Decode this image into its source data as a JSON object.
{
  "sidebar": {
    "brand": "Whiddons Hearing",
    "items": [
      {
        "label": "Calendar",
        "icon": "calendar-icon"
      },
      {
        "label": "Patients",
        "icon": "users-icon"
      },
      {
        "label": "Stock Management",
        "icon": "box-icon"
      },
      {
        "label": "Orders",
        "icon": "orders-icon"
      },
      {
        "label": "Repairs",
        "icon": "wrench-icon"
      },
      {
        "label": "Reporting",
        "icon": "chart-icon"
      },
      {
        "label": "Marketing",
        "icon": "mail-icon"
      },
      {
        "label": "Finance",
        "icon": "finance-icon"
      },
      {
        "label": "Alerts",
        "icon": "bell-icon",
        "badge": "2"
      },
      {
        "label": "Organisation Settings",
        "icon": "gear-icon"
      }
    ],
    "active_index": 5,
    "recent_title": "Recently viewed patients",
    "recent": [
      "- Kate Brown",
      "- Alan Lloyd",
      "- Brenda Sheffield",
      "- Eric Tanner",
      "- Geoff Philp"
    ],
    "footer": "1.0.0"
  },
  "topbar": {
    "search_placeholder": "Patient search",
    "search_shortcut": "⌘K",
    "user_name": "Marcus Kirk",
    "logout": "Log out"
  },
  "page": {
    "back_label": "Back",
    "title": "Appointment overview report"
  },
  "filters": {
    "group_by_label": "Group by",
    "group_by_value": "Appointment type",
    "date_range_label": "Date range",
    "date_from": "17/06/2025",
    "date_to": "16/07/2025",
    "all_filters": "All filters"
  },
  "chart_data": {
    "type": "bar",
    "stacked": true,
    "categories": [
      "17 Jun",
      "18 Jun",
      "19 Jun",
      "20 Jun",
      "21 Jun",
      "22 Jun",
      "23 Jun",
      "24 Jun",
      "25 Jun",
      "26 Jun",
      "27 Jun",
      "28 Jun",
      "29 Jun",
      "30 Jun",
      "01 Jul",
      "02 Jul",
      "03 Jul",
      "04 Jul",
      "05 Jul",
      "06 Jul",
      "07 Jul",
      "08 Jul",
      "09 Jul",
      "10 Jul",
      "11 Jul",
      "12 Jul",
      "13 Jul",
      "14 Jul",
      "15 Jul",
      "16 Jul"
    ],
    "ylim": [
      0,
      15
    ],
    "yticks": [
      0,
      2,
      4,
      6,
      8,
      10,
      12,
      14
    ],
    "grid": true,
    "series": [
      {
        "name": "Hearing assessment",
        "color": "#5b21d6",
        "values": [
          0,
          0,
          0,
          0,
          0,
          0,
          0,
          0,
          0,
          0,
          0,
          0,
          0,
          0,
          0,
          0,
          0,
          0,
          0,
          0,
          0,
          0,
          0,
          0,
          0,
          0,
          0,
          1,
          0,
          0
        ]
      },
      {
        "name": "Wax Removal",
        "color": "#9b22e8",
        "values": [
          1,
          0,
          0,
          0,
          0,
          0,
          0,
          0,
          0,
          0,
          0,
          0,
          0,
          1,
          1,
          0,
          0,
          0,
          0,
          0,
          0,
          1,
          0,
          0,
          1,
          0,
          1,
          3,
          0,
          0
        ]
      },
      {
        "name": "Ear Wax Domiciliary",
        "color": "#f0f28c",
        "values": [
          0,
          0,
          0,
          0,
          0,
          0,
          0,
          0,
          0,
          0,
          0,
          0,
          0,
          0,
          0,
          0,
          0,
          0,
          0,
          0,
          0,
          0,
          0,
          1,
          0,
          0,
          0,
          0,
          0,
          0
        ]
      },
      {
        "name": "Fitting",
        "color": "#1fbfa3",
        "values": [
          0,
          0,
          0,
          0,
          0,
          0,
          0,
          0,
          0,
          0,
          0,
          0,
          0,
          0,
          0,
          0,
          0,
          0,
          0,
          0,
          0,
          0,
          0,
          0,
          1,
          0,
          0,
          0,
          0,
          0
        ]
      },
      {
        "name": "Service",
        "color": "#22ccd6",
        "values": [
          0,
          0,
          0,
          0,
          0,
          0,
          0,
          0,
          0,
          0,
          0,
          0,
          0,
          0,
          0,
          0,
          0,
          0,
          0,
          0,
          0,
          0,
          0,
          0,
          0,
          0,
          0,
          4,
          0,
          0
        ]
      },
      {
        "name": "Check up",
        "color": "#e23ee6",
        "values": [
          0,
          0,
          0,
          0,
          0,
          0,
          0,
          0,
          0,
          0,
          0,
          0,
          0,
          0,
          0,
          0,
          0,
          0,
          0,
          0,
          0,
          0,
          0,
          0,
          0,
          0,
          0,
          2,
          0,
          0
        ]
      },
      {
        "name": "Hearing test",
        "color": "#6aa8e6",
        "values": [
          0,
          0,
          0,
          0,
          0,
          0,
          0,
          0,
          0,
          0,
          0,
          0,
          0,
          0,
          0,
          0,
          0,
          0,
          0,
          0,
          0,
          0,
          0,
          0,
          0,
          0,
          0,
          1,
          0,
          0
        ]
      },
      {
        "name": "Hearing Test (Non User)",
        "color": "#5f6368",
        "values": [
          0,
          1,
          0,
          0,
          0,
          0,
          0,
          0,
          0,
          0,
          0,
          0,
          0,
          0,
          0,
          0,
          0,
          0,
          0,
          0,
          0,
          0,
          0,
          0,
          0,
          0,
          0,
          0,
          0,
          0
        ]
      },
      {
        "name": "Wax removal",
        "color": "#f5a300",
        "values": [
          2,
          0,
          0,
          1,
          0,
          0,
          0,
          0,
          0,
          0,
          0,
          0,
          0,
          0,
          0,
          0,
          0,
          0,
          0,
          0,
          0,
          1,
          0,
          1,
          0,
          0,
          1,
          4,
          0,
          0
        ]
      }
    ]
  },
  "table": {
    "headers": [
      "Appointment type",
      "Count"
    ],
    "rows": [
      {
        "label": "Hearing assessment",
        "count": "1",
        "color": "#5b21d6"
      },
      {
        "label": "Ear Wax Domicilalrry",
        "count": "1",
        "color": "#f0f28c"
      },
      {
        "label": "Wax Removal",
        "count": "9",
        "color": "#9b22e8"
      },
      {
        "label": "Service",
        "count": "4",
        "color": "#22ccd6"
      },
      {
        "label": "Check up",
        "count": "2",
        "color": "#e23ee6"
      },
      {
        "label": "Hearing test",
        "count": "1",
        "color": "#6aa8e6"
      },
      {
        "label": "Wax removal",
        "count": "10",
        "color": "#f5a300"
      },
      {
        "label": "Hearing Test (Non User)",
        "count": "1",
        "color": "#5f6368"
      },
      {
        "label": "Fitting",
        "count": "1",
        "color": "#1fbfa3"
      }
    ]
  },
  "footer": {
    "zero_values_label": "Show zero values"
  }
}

◆ **WORK REQUIRED**
Match on "Appointment": copy every line in the records that has it.

◆ **ANSWER AREA**
    "title": "Appointment overview report"
    "group_by_value": "Appointment type",
      "Appointment type",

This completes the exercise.